*Records supplied*
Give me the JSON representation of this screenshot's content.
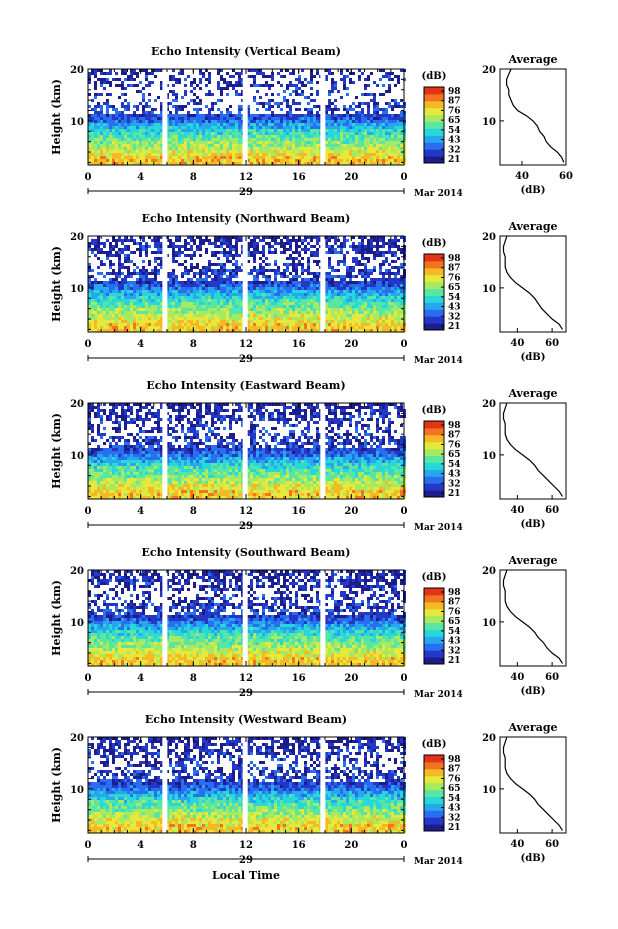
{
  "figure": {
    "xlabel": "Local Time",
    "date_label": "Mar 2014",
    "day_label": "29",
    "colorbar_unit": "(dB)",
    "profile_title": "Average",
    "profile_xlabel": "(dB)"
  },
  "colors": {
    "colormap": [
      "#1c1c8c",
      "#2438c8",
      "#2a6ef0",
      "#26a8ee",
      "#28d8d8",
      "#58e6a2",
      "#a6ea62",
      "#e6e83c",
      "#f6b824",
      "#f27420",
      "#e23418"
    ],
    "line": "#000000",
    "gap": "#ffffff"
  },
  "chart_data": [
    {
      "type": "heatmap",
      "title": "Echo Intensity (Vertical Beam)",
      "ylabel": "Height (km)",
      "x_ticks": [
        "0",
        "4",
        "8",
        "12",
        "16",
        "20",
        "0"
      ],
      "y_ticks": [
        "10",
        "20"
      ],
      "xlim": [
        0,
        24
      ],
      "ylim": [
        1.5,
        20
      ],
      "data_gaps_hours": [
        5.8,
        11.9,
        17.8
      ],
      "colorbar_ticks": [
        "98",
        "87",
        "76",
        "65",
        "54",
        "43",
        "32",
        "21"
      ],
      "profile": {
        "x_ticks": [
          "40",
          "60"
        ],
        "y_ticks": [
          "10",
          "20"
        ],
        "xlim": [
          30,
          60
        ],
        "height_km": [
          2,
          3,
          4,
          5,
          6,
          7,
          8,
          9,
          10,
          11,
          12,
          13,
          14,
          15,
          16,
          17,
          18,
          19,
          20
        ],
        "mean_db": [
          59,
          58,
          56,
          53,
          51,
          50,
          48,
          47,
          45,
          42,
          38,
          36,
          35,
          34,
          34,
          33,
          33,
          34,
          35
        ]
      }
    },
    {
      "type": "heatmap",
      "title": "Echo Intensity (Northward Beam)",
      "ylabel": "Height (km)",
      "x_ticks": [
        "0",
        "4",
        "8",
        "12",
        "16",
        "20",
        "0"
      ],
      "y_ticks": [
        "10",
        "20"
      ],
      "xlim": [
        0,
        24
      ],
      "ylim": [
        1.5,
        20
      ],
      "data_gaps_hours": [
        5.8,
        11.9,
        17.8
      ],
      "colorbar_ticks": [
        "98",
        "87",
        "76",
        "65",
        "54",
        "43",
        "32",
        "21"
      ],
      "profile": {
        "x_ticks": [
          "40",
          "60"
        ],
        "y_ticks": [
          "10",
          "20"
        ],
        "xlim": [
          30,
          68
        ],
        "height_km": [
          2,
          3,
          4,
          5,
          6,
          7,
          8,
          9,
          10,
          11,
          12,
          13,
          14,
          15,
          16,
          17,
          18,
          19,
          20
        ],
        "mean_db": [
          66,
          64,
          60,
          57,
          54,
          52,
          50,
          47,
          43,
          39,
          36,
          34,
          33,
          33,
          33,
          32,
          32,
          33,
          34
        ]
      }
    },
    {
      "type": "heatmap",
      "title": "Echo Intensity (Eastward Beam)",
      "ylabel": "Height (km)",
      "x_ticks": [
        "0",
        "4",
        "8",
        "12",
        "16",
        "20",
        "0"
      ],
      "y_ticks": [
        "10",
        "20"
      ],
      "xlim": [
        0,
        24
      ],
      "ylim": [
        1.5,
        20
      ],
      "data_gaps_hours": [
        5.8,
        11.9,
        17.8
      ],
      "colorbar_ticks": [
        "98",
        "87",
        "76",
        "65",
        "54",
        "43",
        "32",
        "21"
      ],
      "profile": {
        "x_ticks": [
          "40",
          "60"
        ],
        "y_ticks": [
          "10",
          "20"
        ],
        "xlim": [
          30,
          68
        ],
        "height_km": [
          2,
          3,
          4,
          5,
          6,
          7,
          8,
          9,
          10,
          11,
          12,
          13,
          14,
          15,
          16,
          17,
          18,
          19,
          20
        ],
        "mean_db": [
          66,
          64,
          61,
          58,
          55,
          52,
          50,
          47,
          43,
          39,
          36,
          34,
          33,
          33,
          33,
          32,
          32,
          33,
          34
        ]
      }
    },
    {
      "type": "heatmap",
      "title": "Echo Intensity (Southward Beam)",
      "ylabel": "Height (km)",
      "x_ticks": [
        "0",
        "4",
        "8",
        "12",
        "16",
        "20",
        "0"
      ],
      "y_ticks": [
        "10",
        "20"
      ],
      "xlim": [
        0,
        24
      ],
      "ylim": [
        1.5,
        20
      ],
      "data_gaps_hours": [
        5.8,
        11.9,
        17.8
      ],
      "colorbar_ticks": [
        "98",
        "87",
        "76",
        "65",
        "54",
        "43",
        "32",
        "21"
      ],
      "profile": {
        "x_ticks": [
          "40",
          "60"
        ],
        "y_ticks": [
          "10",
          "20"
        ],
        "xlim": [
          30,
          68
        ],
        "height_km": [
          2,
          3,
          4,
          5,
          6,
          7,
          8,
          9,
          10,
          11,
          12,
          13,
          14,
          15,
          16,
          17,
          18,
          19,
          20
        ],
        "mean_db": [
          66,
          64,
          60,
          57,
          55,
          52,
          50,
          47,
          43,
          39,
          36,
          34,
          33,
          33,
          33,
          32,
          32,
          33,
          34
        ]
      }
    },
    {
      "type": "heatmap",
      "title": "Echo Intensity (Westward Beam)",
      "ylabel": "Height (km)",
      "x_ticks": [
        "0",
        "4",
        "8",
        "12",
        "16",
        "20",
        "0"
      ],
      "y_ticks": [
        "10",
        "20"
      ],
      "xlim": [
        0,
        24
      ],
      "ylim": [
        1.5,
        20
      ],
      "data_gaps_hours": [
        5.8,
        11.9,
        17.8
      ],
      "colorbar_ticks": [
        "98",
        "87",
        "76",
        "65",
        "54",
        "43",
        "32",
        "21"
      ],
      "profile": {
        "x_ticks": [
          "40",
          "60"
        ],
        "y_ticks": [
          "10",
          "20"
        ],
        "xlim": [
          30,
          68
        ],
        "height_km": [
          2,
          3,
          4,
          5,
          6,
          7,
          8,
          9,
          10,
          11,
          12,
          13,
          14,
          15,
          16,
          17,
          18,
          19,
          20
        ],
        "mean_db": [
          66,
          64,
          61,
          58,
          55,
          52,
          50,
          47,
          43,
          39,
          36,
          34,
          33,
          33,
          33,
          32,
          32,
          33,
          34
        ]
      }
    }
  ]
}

==

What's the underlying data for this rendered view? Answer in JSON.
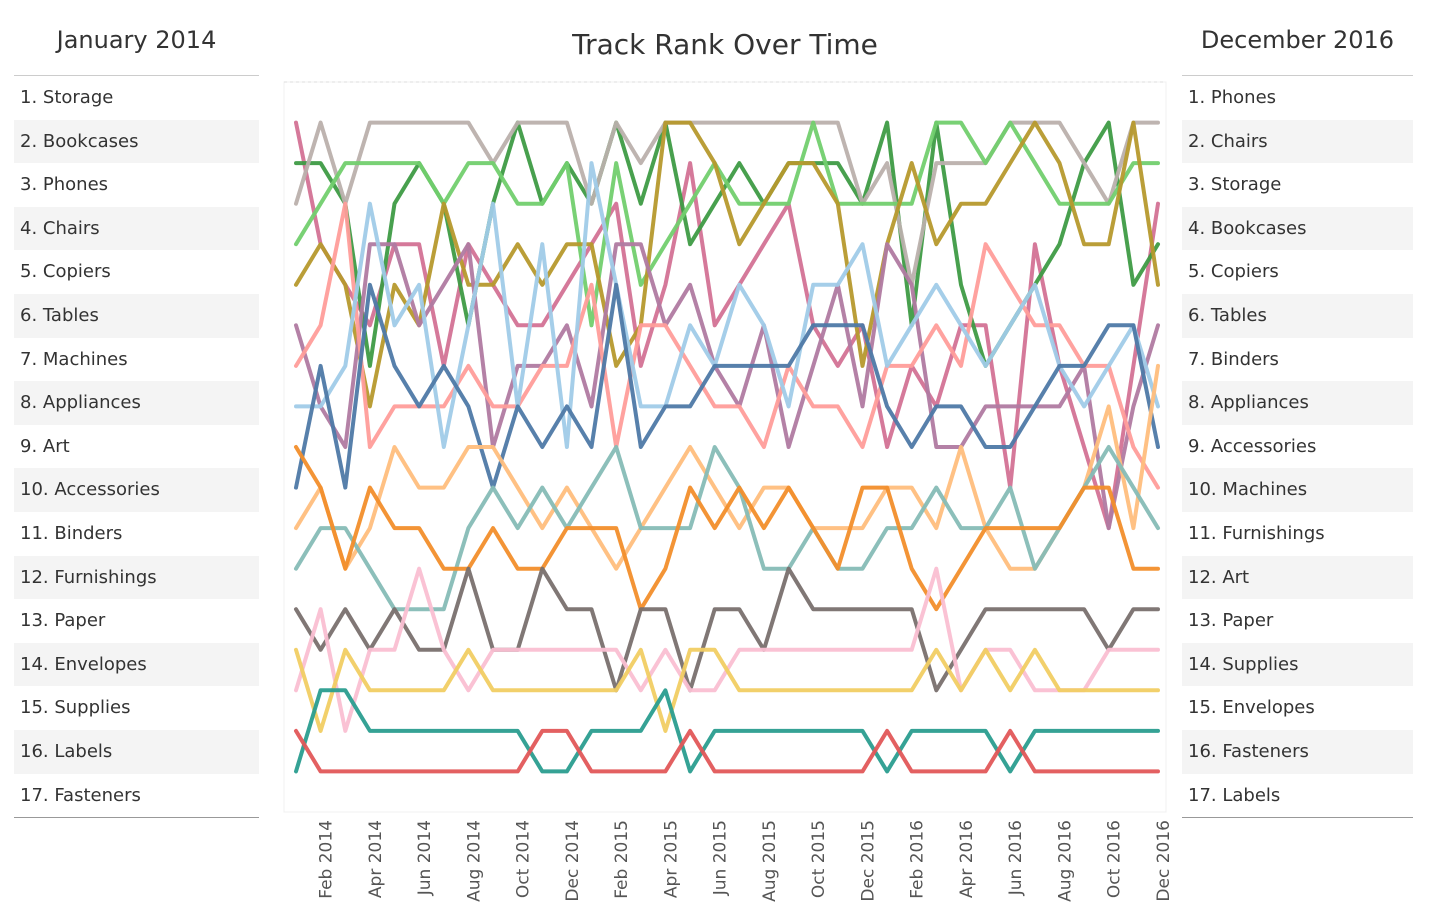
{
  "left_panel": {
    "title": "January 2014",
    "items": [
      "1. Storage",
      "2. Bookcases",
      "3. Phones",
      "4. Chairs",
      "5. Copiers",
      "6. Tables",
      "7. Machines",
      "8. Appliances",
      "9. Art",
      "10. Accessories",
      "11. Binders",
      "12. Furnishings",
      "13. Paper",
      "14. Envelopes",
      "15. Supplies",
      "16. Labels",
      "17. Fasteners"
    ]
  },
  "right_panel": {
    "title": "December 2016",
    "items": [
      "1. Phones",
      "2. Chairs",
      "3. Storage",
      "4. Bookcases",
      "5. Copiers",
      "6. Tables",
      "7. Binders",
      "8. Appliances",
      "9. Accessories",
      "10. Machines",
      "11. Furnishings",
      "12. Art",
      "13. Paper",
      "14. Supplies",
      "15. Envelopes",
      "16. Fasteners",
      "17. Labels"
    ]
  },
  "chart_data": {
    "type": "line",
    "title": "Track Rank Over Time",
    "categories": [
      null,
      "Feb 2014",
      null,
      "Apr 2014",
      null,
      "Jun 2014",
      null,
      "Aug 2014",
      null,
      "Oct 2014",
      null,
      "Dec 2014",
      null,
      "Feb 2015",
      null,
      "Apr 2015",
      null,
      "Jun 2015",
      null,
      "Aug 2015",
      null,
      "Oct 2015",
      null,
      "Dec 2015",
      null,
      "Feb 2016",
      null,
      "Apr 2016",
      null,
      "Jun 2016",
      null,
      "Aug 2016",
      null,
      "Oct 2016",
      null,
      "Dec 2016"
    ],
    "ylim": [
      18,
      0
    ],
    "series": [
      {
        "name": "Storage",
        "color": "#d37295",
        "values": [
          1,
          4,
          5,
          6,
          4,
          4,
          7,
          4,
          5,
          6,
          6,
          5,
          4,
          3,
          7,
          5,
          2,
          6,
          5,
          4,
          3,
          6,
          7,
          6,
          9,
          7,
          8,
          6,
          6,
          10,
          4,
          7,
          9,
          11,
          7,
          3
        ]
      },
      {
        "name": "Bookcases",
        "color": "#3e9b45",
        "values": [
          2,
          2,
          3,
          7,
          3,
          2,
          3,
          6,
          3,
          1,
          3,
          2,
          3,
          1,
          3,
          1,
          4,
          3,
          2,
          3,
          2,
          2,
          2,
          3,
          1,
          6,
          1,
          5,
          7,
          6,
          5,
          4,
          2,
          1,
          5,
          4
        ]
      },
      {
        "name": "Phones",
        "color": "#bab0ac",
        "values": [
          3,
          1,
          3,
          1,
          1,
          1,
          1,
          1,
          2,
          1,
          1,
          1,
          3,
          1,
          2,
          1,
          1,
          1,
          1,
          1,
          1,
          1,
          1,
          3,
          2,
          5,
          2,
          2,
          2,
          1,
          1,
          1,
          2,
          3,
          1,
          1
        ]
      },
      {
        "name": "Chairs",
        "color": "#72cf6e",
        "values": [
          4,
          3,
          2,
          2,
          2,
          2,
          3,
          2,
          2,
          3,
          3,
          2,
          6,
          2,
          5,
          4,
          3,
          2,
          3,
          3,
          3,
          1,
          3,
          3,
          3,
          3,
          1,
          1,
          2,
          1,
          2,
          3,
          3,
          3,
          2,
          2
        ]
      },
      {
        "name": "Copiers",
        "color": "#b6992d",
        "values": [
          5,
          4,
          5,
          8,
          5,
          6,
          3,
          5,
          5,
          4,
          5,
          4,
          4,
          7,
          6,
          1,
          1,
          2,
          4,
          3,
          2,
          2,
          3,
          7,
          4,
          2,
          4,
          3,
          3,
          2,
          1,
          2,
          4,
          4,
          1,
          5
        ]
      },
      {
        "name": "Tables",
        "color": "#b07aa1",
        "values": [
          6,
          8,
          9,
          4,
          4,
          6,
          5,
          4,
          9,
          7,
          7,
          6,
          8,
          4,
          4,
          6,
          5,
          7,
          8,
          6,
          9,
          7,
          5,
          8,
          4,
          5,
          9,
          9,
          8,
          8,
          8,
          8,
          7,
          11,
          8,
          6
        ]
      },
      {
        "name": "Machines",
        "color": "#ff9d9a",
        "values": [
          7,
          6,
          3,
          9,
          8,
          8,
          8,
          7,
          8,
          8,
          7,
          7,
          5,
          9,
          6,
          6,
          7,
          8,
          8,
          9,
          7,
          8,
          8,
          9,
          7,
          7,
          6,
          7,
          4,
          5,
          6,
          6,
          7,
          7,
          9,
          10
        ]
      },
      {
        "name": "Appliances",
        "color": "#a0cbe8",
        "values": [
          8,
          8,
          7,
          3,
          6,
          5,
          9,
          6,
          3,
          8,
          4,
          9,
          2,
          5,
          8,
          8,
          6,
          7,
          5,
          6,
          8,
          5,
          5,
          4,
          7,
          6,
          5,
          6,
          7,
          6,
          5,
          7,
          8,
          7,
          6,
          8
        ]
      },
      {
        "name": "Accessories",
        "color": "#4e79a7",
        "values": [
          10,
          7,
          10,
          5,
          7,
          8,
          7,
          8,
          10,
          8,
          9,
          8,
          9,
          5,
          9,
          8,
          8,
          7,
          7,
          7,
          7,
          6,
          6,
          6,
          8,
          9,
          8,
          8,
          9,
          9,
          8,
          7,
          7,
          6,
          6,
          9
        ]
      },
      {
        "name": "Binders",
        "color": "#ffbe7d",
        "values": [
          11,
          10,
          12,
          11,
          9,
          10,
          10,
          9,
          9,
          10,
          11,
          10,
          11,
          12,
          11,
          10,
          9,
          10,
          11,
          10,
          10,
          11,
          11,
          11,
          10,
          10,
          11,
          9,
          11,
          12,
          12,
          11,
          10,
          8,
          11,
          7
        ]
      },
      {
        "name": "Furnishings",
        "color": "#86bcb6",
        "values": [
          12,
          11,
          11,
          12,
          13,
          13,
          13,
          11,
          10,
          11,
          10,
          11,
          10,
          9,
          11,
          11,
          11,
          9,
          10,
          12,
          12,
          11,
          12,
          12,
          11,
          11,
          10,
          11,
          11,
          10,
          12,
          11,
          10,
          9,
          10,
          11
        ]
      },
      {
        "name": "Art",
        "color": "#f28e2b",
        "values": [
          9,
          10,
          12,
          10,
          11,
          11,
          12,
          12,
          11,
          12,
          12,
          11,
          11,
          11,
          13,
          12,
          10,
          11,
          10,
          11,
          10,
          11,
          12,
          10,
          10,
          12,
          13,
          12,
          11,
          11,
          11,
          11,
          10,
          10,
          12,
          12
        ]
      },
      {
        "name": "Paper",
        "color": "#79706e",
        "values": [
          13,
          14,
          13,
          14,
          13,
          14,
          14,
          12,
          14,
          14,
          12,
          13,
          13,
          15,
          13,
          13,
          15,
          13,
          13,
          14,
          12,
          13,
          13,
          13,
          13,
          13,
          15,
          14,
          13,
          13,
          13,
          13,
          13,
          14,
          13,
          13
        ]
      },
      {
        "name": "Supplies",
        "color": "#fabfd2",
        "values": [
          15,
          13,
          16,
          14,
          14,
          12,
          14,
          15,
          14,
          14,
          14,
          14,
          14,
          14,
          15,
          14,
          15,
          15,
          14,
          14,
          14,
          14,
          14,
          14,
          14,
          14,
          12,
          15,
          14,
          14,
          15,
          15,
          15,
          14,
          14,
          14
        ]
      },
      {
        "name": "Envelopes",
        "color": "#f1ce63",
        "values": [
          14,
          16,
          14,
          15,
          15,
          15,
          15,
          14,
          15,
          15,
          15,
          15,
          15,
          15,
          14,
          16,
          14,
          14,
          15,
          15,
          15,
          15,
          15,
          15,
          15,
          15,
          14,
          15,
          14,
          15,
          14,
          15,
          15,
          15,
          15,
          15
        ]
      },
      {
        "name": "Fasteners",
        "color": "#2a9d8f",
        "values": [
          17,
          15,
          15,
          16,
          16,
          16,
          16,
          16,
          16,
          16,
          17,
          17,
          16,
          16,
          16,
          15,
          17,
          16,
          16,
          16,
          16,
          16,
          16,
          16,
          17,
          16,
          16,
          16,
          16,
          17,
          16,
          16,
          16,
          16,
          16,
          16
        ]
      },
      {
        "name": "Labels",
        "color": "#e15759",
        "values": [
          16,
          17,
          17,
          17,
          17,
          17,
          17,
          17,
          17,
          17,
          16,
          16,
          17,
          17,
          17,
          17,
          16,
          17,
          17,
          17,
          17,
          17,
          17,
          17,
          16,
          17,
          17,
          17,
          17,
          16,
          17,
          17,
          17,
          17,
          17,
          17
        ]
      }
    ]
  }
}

*To be done*
Scan the data above; copy every line where "Envelopes" appears.

*Answer to this problem*
      "14. Envelopes",
      "15. Envelopes",
        "name": "Envelopes",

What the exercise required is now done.